— Begin Raw records —

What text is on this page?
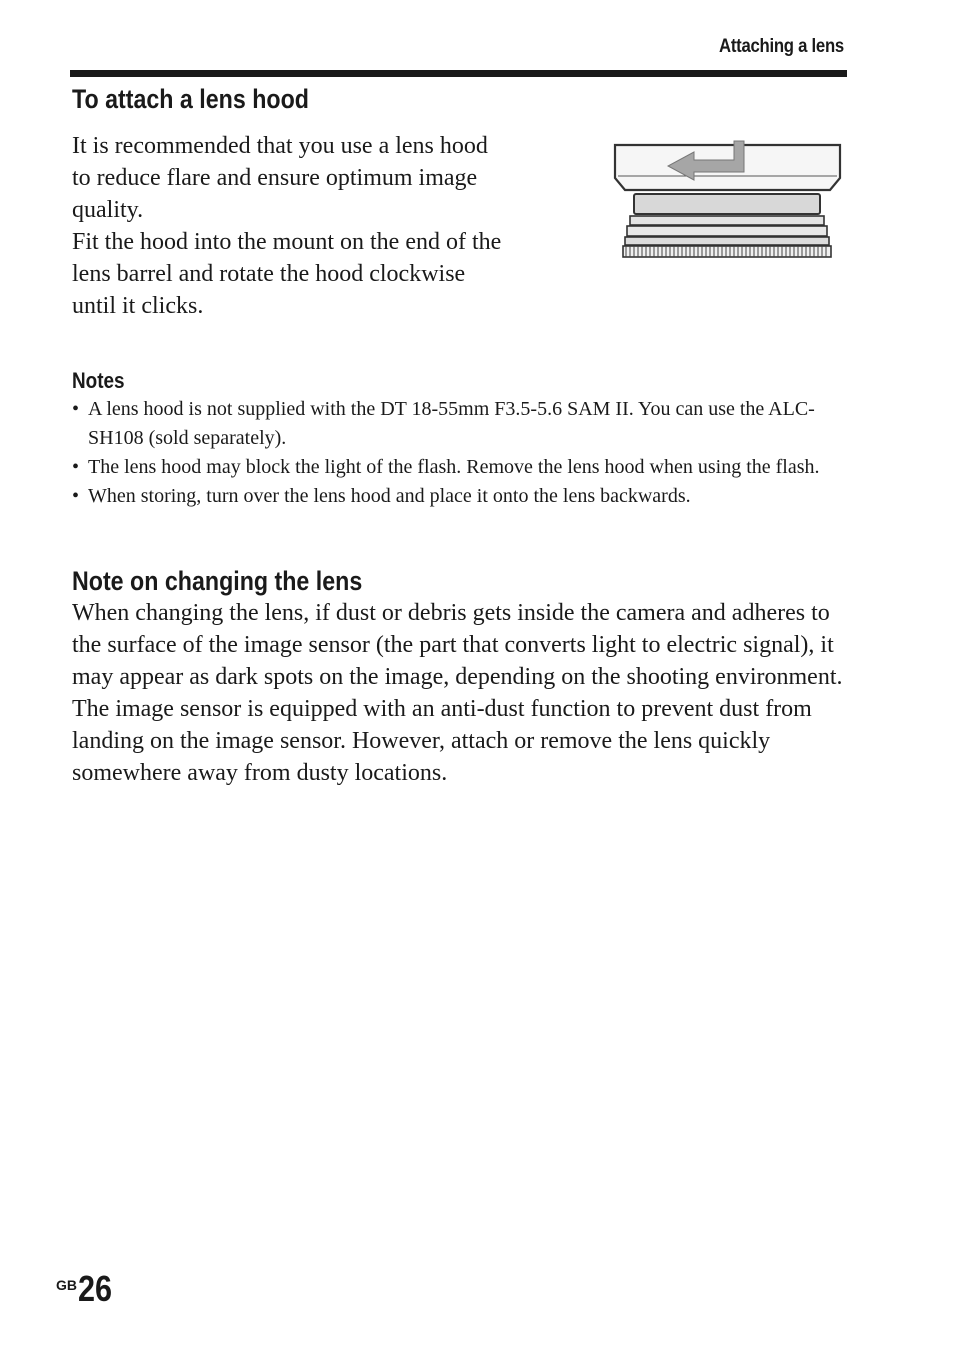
Attaching a lens
To attach a lens hood

It is recommended that you use a lens hood to reduce flare and ensure optimum image quality.

Fit the hood into the mount on the end of the lens barrel and rotate the hood clockwise until it clicks.

Notes
• A lens hood is not supplied with the DT 18-55mm F3.5-5.6 SAM II. You can use the ALC-SH108 (sold separately).
• The lens hood may block the light of the flash. Remove the lens hood when using the flash.
• When storing, turn over the lens hood and place it onto the lens backwards.
Note on changing the lens

When changing the lens, if dust or debris gets inside the camera and adheres to the surface of the image sensor (the part that converts light to electric signal), it may appear as dark spots on the image, depending on the shooting environment.

The image sensor is equipped with an anti-dust function to prevent dust from landing on the image sensor. However, attach or remove the lens quickly somewhere away from dusty locations.

GB 26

— End Raw records —

### [Task objective]
From the data above, copy each line where the string "that" appears.

### [Exercise output]
It is recommended that you use a lens hood to reduce flare and ensure optimum image quality.
When changing the lens, if dust or debris gets inside the camera and adheres to the surface of the image sensor (the part that converts light to electric signal), it may appear as dark spots on the image, depending on the shooting environment.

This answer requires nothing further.